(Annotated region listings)
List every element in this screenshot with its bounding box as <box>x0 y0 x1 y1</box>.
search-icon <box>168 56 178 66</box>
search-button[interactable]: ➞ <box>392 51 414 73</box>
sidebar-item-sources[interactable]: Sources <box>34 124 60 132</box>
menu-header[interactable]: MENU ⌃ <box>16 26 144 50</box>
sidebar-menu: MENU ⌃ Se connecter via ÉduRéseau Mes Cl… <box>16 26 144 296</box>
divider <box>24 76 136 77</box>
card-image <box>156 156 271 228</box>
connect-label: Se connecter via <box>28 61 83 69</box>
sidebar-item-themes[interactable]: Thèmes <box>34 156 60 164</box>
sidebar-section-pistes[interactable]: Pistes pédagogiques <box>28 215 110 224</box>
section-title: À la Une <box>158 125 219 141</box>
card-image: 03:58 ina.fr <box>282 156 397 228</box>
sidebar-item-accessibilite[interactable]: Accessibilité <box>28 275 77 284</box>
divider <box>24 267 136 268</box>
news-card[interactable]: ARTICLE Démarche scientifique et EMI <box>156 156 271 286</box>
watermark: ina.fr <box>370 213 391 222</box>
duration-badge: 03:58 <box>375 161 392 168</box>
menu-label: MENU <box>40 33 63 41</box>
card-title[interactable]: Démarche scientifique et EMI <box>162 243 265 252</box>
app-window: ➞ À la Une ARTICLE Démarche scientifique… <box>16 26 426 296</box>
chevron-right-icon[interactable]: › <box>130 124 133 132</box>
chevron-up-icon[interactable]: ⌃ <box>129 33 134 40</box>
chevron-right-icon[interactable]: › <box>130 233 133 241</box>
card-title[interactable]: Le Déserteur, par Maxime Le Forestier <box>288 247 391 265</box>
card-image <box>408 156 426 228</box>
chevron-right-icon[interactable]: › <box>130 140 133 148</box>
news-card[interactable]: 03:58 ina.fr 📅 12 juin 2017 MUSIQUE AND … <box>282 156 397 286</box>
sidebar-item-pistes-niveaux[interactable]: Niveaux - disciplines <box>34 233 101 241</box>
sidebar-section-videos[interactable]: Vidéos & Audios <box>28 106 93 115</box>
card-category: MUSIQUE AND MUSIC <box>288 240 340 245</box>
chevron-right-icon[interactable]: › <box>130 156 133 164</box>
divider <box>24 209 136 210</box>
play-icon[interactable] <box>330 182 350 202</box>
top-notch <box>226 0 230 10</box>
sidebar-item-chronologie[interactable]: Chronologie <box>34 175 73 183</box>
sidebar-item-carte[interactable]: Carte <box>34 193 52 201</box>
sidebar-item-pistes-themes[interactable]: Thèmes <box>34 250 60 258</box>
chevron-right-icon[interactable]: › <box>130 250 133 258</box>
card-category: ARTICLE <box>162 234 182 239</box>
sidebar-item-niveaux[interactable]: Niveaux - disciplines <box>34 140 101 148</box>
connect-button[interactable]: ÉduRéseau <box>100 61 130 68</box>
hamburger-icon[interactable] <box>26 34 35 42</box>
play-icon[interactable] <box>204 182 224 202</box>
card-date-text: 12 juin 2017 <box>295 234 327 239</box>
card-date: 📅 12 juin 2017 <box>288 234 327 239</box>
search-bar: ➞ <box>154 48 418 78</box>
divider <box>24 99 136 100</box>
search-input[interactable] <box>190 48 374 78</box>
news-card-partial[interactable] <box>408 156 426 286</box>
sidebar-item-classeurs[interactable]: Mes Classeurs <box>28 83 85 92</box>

Aim of the exercise:
Copy out, unchanged, the lines of the items from the start through the line containing "sidebar-item-sources[interactable]: Sources <box>34", both ends included.

Result:
List every element in this screenshot with its bounding box as <box>x0 y0 x1 y1</box>.
search-icon <box>168 56 178 66</box>
search-button[interactable]: ➞ <box>392 51 414 73</box>
sidebar-item-sources[interactable]: Sources <box>34 124 60 132</box>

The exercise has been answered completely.